[Start of LISTING]

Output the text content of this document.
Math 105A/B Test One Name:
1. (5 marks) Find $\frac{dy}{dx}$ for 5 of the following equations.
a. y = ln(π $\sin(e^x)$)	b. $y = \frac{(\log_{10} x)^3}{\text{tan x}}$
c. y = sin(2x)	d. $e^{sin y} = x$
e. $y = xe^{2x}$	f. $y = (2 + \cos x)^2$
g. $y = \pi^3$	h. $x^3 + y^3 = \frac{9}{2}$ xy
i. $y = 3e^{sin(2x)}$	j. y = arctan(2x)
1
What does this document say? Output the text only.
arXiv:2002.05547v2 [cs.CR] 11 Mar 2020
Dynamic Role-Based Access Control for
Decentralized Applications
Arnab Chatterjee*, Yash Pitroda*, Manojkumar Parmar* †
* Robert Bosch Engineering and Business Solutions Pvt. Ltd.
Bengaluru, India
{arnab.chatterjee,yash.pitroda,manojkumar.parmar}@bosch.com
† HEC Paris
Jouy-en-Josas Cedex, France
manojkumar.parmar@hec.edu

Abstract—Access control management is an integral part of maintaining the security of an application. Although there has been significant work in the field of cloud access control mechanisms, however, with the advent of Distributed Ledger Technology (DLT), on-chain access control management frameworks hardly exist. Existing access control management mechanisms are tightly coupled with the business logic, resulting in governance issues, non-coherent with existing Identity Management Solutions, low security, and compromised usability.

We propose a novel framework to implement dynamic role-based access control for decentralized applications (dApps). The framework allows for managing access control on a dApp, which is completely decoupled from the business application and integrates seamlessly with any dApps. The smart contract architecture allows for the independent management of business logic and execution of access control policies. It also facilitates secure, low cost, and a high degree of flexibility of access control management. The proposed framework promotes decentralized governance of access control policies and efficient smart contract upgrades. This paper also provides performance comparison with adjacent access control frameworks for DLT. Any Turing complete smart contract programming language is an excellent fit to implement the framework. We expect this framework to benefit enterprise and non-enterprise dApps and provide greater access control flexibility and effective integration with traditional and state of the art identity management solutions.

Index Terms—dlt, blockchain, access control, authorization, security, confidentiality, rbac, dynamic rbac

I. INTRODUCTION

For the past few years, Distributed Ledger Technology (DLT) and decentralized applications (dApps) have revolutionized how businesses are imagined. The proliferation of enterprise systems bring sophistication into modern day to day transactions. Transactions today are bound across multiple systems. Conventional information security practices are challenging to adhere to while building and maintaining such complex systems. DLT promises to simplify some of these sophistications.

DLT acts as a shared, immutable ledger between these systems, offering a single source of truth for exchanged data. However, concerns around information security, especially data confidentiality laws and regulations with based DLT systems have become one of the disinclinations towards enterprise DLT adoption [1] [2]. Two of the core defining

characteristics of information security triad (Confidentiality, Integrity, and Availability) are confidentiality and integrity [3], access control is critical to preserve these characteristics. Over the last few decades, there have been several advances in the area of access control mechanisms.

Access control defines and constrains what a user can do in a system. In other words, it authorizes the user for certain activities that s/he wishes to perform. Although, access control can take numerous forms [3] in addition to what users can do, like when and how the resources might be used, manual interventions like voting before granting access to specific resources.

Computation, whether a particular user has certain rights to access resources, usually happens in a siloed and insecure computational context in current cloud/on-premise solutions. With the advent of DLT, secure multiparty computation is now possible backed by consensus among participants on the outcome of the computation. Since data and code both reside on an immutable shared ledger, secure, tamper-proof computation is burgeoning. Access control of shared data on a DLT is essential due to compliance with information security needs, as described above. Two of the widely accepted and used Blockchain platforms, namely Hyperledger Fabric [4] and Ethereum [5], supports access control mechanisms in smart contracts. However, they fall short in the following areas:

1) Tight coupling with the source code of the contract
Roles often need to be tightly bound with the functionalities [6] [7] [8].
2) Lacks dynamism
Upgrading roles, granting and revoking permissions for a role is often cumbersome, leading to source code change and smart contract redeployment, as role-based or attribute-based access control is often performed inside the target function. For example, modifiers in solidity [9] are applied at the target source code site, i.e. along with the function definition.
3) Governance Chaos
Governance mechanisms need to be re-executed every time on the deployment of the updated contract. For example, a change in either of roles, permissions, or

[End of LISTING]

WHAT NEEDS TO BE DONE:
All of the entries above must be quoted exactly.

THE COMPLETED TASK:
Output the text content of this document.
Math 105A/B Test One Name:
1. (5 marks) Find $\frac{dy}{dx}$ for 5 of the following equations.
a. y = ln(π $\sin(e^x)$)	b. $y = \frac{(\log_{10} x)^3}{\text{tan x}}$
c. y = sin(2x)	d. $e^{sin y} = x$
e. $y = xe^{2x}$	f. $y = (2 + \cos x)^2$
g. $y = \pi^3$	h. $x^3 + y^3 = \frac{9}{2}$ xy
i. $y = 3e^{sin(2x)}$	j. y = arctan(2x)
1
What does this document say? Output the text only.
arXiv:2002.05547v2 [cs.CR] 11 Mar 2020
Dynamic Role-Based Access Control for
Decentralized Applications
Arnab Chatterjee*, Yash Pitroda*, Manojkumar Parmar* †
* Robert Bosch Engineering and Business Solutions Pvt. Ltd.
Bengaluru, India
{arnab.chatterjee,yash.pitroda,manojkumar.parmar}@bosch.com
† HEC Paris
Jouy-en-Josas Cedex, France
manojkumar.parmar@hec.edu

Abstract—Access control management is an integral part of maintaining the security of an application. Although there has been significant work in the field of cloud access control mechanisms, however, with the advent of Distributed Ledger Technology (DLT), on-chain access control management frameworks hardly exist. Existing access control management mechanisms are tightly coupled with the business logic, resulting in governance issues, non-coherent with existing Identity Management Solutions, low security, and compromised usability.

We propose a novel framework to implement dynamic role-based access control for decentralized applications (dApps). The framework allows for managing access control on a dApp, which is completely decoupled from the business application and integrates seamlessly with any dApps. The smart contract architecture allows for the independent management of business logic and execution of access control policies. It also facilitates secure, low cost, and a high degree of flexibility of access control management. The proposed framework promotes decentralized governance of access control policies and efficient smart contract upgrades. This paper also provides performance comparison with adjacent access control frameworks for DLT. Any Turing complete smart contract programming language is an excellent fit to implement the framework. We expect this framework to benefit enterprise and non-enterprise dApps and provide greater access control flexibility and effective integration with traditional and state of the art identity management solutions.

Index Terms—dlt, blockchain, access control, authorization, security, confidentiality, rbac, dynamic rbac

I. INTRODUCTION

For the past few years, Distributed Ledger Technology (DLT) and decentralized applications (dApps) have revolutionized how businesses are imagined. The proliferation of enterprise systems bring sophistication into modern day to day transactions. Transactions today are bound across multiple systems. Conventional information security practices are challenging to adhere to while building and maintaining such complex systems. DLT promises to simplify some of these sophistications.

DLT acts as a shared, immutable ledger between these systems, offering a single source of truth for exchanged data. However, concerns around information security, especially data confidentiality laws and regulations with based DLT systems have become one of the disinclinations towards enterprise DLT adoption [1] [2]. Two of the core defining

characteristics of information security triad (Confidentiality, Integrity, and Availability) are confidentiality and integrity [3], access control is critical to preserve these characteristics. Over the last few decades, there have been several advances in the area of access control mechanisms.

Access control defines and constrains what a user can do in a system. In other words, it authorizes the user for certain activities that s/he wishes to perform. Although, access control can take numerous forms [3] in addition to what users can do, like when and how the resources might be used, manual interventions like voting before granting access to specific resources.

Computation, whether a particular user has certain rights to access resources, usually happens in a siloed and insecure computational context in current cloud/on-premise solutions. With the advent of DLT, secure multiparty computation is now possible backed by consensus among participants on the outcome of the computation. Since data and code both reside on an immutable shared ledger, secure, tamper-proof computation is burgeoning. Access control of shared data on a DLT is essential due to compliance with information security needs, as described above. Two of the widely accepted and used Blockchain platforms, namely Hyperledger Fabric [4] and Ethereum [5], supports access control mechanisms in smart contracts. However, they fall short in the following areas:

1) Tight coupling with the source code of the contract
Roles often need to be tightly bound with the functionalities [6] [7] [8].
2) Lacks dynamism
Upgrading roles, granting and revoking permissions for a role is often cumbersome, leading to source code change and smart contract redeployment, as role-based or attribute-based access control is often performed inside the target function. For example, modifiers in solidity [9] are applied at the target source code site, i.e. along with the function definition.
3) Governance Chaos
Governance mechanisms need to be re-executed every time on the deployment of the updated contract. For example, a change in either of roles, permissions, or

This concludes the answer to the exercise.